To be done
Return the whole listing, keeping every character the same.

Dataset content
------------------------------

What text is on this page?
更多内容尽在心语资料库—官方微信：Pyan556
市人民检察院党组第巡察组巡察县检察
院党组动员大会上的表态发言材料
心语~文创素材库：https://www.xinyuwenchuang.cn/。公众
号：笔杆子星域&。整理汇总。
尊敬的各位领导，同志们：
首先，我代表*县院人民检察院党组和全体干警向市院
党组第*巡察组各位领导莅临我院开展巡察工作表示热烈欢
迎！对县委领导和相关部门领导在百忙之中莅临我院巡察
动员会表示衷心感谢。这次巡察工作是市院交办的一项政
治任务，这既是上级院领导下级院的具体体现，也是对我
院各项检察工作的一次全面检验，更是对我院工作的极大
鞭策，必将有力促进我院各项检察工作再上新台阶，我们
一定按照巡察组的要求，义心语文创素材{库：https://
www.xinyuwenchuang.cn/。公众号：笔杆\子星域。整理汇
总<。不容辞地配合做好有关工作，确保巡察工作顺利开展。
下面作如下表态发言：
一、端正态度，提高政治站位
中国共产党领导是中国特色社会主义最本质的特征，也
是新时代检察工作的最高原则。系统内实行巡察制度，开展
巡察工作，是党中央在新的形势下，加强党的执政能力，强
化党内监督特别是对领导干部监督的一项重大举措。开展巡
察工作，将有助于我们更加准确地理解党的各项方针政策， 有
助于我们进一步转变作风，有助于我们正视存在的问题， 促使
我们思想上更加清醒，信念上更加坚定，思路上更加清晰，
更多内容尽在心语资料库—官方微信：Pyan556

------------------------------

The result
What text is on this page?
更多内容尽在心语资料库—官方微信：Pyan556
市人民检察院党组第巡察组巡察县检察
院党组动员大会上的表态发言材料
心语~文创素材库：https://www.xinyuwenchuang.cn/。公众
号：笔杆子星域&。整理汇总。
尊敬的各位领导，同志们：
首先，我代表*县院人民检察院党组和全体干警向市院
党组第*巡察组各位领导莅临我院开展巡察工作表示热烈欢
迎！对县委领导和相关部门领导在百忙之中莅临我院巡察
动员会表示衷心感谢。这次巡察工作是市院交办的一项政
治任务，这既是上级院领导下级院的具体体现，也是对我
院各项检察工作的一次全面检验，更是对我院工作的极大
鞭策，必将有力促进我院各项检察工作再上新台阶，我们
一定按照巡察组的要求，义心语文创素材{库：https://
www.xinyuwenchuang.cn/。公众号：笔杆\子星域。整理汇
总<。不容辞地配合做好有关工作，确保巡察工作顺利开展。
下面作如下表态发言：
一、端正态度，提高政治站位
中国共产党领导是中国特色社会主义最本质的特征，也
是新时代检察工作的最高原则。系统内实行巡察制度，开展
巡察工作，是党中央在新的形势下，加强党的执政能力，强
化党内监督特别是对领导干部监督的一项重大举措。开展巡
察工作，将有助于我们更加准确地理解党的各项方针政策， 有
助于我们进一步转变作风，有助于我们正视存在的问题， 促使
我们思想上更加清醒，信念上更加坚定，思路上更加清晰，
更多内容尽在心语资料库—官方微信：Pyan556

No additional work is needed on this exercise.